## begin Information shown
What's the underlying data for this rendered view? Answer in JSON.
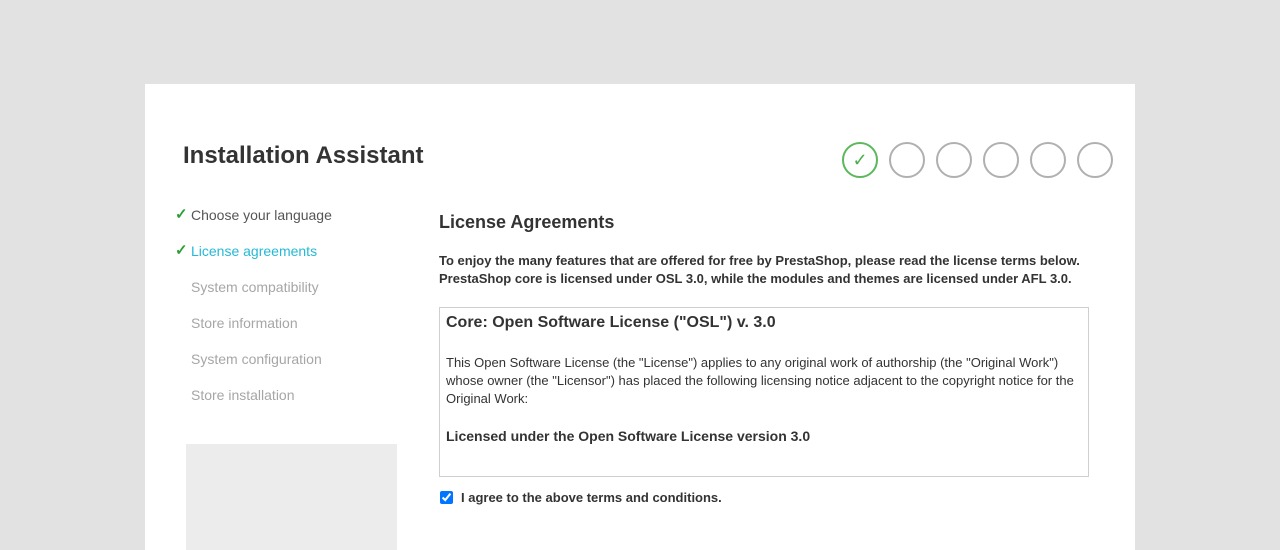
{
  "title": "Installation Assistant",
  "progress": {
    "steps_total": 6,
    "steps_completed": 1,
    "completed_icon": "checkmark-icon",
    "accent_color": "#5cb85c"
  },
  "sidebar": {
    "items": [
      {
        "label": "Choose your language",
        "state": "done"
      },
      {
        "label": "License agreements",
        "state": "active"
      },
      {
        "label": "System compatibility",
        "state": "pending"
      },
      {
        "label": "Store information",
        "state": "pending"
      },
      {
        "label": "System configuration",
        "state": "pending"
      },
      {
        "label": "Store installation",
        "state": "pending"
      }
    ],
    "check_icon": "checkmark-icon",
    "active_color": "#25b9d7"
  },
  "main": {
    "heading": "License Agreements",
    "intro_line1": "To enjoy the many features that are offered for free by PrestaShop, please read the license terms below.",
    "intro_line2": "PrestaShop core is licensed under OSL 3.0, while the modules and themes are licensed under AFL 3.0.",
    "license": {
      "heading": "Core: Open Software License (\"OSL\") v. 3.0",
      "body": "This Open Software License (the \"License\") applies to any original work of authorship (the \"Original Work\") whose owner (the \"Licensor\") has placed the following licensing notice adjacent to the copyright notice for the Original Work:",
      "subheading": "Licensed under the Open Software License version 3.0"
    },
    "agree": {
      "label": "I agree to the above terms and conditions.",
      "checked": true
    }
  }
}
## end Information shown
**Task directions:** Make an exact copy of every entry above, minus the images.

**Exercise response:**
What's the underlying data for this rendered view? Answer in JSON.
{
  "title": "Installation Assistant",
  "progress": {
    "steps_total": 6,
    "steps_completed": 1,
    "completed_icon": "checkmark-icon",
    "accent_color": "#5cb85c"
  },
  "sidebar": {
    "items": [
      {
        "label": "Choose your language",
        "state": "done"
      },
      {
        "label": "License agreements",
        "state": "active"
      },
      {
        "label": "System compatibility",
        "state": "pending"
      },
      {
        "label": "Store information",
        "state": "pending"
      },
      {
        "label": "System configuration",
        "state": "pending"
      },
      {
        "label": "Store installation",
        "state": "pending"
      }
    ],
    "check_icon": "checkmark-icon",
    "active_color": "#25b9d7"
  },
  "main": {
    "heading": "License Agreements",
    "intro_line1": "To enjoy the many features that are offered for free by PrestaShop, please read the license terms below.",
    "intro_line2": "PrestaShop core is licensed under OSL 3.0, while the modules and themes are licensed under AFL 3.0.",
    "license": {
      "heading": "Core: Open Software License (\"OSL\") v. 3.0",
      "body": "This Open Software License (the \"License\") applies to any original work of authorship (the \"Original Work\") whose owner (the \"Licensor\") has placed the following licensing notice adjacent to the copyright notice for the Original Work:",
      "subheading": "Licensed under the Open Software License version 3.0"
    },
    "agree": {
      "label": "I agree to the above terms and conditions.",
      "checked": true
    }
  }
}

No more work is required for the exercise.